━━━ Data supplied
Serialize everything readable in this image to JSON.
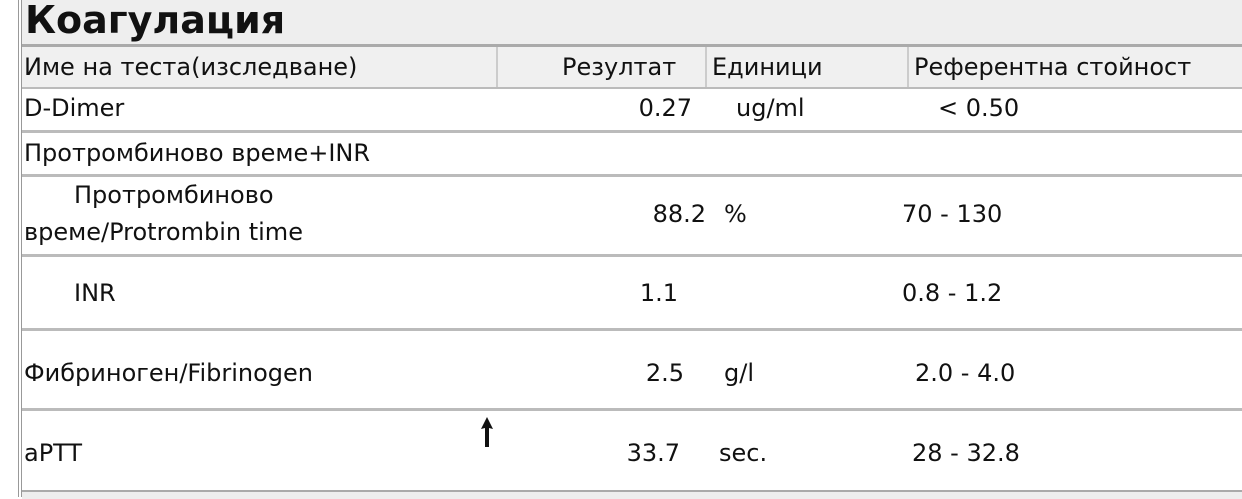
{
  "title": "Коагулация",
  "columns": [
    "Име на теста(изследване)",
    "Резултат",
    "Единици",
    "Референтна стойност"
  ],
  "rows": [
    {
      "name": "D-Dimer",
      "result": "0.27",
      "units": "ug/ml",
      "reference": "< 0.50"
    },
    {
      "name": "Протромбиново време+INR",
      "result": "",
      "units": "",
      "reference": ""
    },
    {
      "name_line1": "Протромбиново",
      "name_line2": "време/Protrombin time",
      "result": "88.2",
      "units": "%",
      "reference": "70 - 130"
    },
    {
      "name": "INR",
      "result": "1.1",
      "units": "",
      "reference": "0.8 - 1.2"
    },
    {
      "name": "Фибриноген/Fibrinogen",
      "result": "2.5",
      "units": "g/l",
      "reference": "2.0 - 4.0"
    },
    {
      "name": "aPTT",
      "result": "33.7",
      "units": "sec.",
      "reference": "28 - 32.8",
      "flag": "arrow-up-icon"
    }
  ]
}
━━━━━━
Using the listing above, show every line that includes the string "reference".

__Complete answer__:
      "reference": "< 0.50"
      "reference": ""
      "reference": "70 - 130"
      "reference": "0.8 - 1.2"
      "reference": "2.0 - 4.0"
      "reference": "28 - 32.8",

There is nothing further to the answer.